• Written task 1: In the entries of Block 1, substitute "enclosing" for every occurrence of "bounding" and keep everything else as it is. Leave the pictures out of your result.

Paul Davis
2 min readJan 2, 2017

Through the Permanent Fund, the state of Alaska owns a lot of capital assets. Those assets deliver annual capital income flows to the state, which are then parceled out in equal amounts to the citizens of Alaska through the Permanent Fund Dividend.

A national UBI would work very similarly. The US federal government would employ various strategies (mandatory share issuances, wealth taxes, counter-cyclical asset purchases, etc.) to build up a big wealth fund that owns capital assets.

No, it would not, and for a very basic reason: The Alaska Permanent Fund is based on peaceful transactions among willing counter-parties, whereas the U.S. Federal government owes it very existence to coercion and threats of violence.

The APF takes a portion of the wealth created by extraction of oil owned by the people of Alaska and puts it under the stewardship of investment companies overseen by professionals working for the Fund’s Board of Directors. The investment companies chosen have an ongoing burden to handle the money allocated to them in such a way that it will grow. If they fail they will lose their contracts, so they create carefully balanced portfolios of attractive assets such as stocks, bonds and real estate. No coercion or threats of violence are involved anywhere.

• Supplied records:
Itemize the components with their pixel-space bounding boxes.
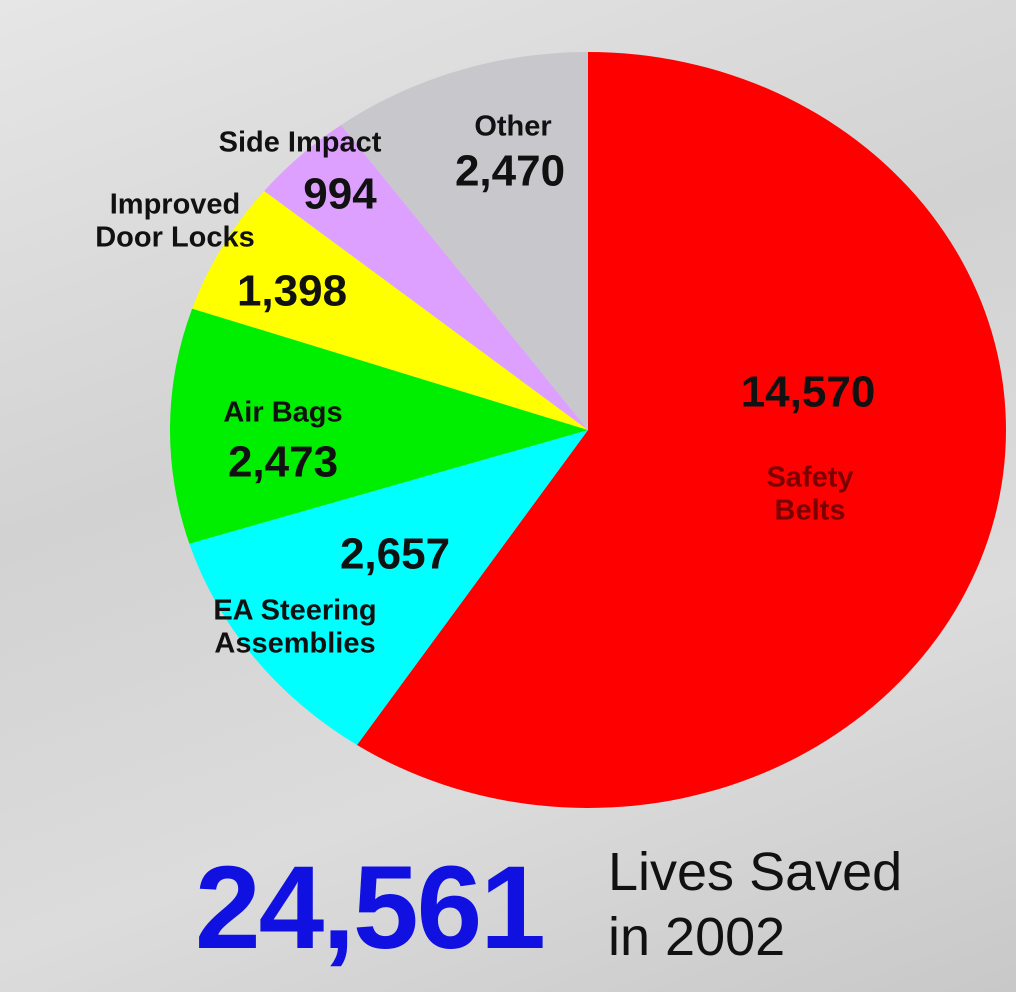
slice-name: Side Impact — [219, 126, 382, 159]
total-label: 24,561 — [195, 840, 544, 976]
value-label: 2,473 — [228, 438, 338, 489]
slice-name: Other — [474, 110, 551, 143]
slice-name: Air Bags — [223, 396, 342, 429]
value-label: 2,657 — [340, 530, 450, 581]
slice-name: Improved Door Locks — [75, 189, 275, 256]
value-label: 1,398 — [237, 267, 347, 318]
value-label: 994 — [303, 170, 376, 221]
value-label: 2,470 — [455, 147, 565, 198]
caption: Lives Saved in 2002 — [608, 840, 928, 970]
value-label: 14,570 — [741, 368, 876, 419]
slice-name: Safety Belts — [745, 462, 875, 529]
slice-name: EA Steering Assemblies — [175, 595, 415, 662]
chart: 24,561 Lives Saved in 2002 Safety Belts 1… — [0, 0, 1016, 992]
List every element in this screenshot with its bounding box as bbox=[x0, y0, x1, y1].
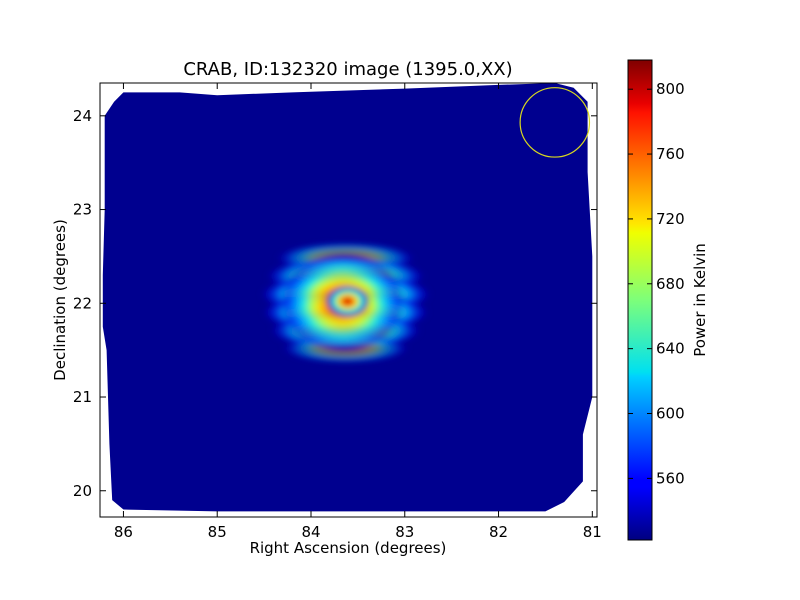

• Written task 2: According to the post on the Alaska Permanent Fund, what happens to investment companies that fail to grow the money allocated to them?

• Right answer 1:
Itemize the components with their pixel-space enclosing boxes.
slice-name: Side Impact — [219, 126, 382, 159]
total-label: 24,561 — [195, 840, 544, 976]
value-label: 2,473 — [228, 438, 338, 489]
slice-name: Other — [474, 110, 551, 143]
slice-name: Air Bags — [223, 396, 342, 429]
value-label: 2,657 — [340, 530, 450, 581]
slice-name: Improved Door Locks — [75, 189, 275, 256]
value-label: 1,398 — [237, 267, 347, 318]
value-label: 994 — [303, 170, 376, 221]
value-label: 2,470 — [455, 147, 565, 198]
caption: Lives Saved in 2002 — [608, 840, 928, 970]
value-label: 14,570 — [741, 368, 876, 419]
slice-name: Safety Belts — [745, 462, 875, 529]
slice-name: EA Steering Assemblies — [175, 595, 415, 662]
chart: 24,561 Lives Saved in 2002 Safety Belts 1… — [0, 0, 1016, 992]
List every element in this screenshot with its enclosing box as bbox=[x0, y0, x1, y1].

• Right answer 2: They lose their contracts.